### Task to complete
Check each line of the data for "from" and select those that have it.

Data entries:
-=-=-=-=-

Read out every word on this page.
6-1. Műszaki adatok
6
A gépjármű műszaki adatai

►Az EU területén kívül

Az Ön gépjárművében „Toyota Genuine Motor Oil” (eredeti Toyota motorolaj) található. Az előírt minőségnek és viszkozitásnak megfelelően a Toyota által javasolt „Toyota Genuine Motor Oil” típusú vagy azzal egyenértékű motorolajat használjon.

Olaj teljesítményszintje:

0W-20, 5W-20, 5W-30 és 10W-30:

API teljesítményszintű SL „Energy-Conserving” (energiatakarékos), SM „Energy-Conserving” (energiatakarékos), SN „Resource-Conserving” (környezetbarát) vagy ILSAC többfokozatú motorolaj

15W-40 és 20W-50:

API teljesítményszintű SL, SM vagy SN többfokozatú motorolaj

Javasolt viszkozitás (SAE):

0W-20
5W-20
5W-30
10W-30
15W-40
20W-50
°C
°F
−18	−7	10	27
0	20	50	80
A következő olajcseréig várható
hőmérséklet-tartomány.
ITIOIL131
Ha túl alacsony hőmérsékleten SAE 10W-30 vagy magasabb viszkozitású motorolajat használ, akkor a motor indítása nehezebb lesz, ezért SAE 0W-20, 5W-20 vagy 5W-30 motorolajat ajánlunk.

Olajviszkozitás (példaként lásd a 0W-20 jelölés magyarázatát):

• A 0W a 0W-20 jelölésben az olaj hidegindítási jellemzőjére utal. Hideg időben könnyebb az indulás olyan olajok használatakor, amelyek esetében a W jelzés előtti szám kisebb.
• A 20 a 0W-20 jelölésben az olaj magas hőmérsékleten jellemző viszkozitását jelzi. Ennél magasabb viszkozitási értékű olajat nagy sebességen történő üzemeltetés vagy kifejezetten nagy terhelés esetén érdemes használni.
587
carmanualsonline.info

-=-=-=-=-

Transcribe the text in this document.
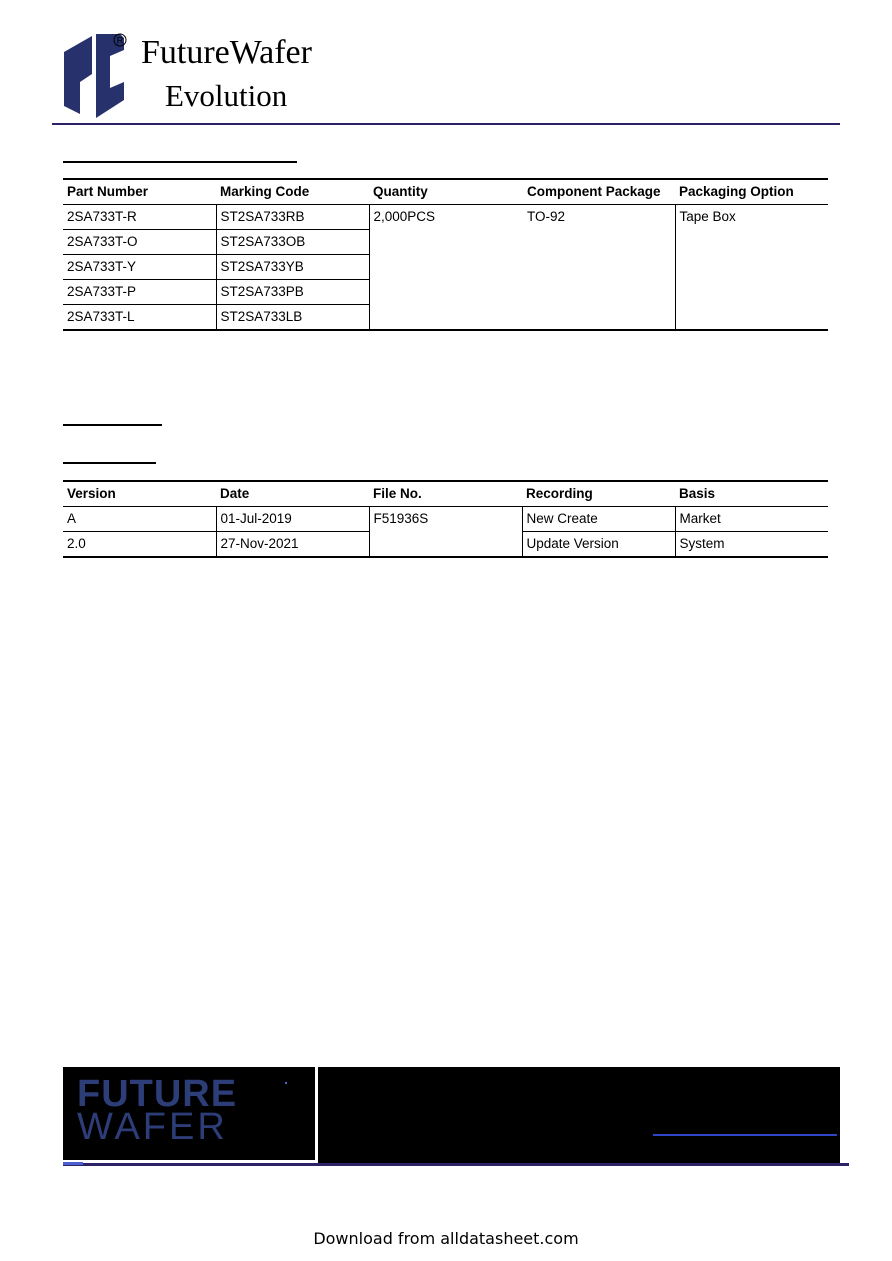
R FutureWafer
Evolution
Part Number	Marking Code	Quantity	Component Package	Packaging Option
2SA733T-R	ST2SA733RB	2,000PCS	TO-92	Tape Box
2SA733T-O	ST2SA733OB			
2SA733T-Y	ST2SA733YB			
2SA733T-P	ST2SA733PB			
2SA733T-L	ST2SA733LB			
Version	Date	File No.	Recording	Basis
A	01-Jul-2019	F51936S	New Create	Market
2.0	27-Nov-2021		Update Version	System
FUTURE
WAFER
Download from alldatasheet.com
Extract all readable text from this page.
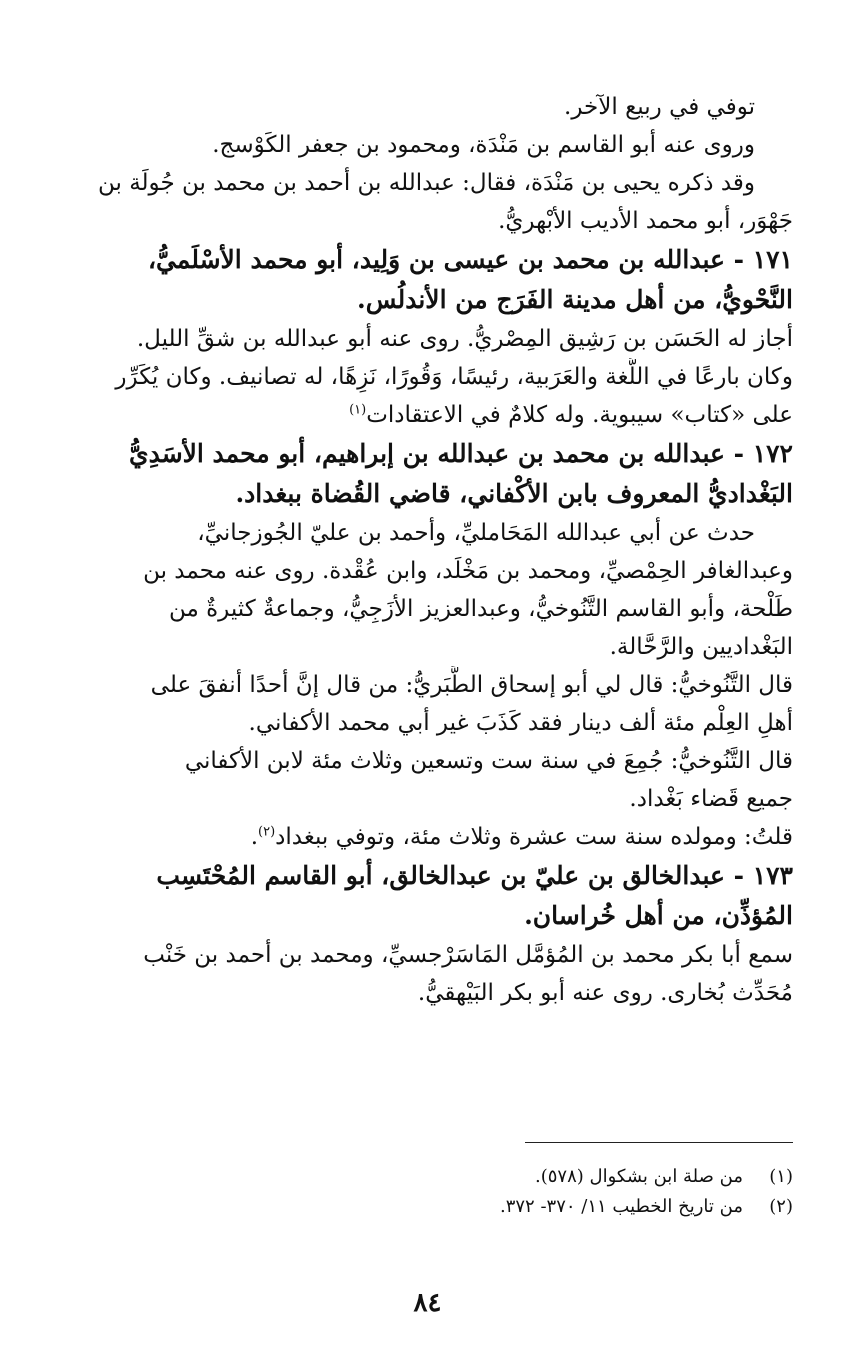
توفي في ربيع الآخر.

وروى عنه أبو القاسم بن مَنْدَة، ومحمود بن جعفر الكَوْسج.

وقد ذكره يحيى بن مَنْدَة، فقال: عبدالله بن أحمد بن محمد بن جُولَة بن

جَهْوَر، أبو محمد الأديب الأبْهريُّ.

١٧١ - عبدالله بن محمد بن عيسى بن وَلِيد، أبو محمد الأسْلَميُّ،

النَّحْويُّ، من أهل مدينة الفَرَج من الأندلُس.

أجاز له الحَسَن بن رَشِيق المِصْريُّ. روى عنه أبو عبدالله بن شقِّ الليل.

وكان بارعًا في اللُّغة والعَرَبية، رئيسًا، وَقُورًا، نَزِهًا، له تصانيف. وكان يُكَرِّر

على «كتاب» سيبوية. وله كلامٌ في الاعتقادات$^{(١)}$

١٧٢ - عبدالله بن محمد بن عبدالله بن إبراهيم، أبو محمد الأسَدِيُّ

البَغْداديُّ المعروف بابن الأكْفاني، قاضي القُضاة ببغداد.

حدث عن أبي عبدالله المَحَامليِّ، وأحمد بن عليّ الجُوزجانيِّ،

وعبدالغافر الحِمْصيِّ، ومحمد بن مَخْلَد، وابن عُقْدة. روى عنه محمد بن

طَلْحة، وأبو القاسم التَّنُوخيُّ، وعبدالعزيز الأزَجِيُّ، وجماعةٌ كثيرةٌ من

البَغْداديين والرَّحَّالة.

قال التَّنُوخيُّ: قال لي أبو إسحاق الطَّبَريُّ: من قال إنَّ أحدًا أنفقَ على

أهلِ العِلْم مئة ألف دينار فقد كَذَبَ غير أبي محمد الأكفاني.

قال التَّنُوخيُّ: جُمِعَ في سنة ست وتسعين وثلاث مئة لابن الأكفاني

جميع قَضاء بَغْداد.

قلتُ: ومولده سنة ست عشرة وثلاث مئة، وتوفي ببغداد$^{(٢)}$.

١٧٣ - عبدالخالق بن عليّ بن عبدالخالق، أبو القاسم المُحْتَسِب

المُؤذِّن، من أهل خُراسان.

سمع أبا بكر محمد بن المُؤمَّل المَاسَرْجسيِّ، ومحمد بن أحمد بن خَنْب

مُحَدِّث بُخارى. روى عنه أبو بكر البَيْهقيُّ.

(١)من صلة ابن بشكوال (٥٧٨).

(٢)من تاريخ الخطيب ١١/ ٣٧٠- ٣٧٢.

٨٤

-=-=-=-=-

### Correct response
Download from alldatasheet.com
Extract all readable text from this page.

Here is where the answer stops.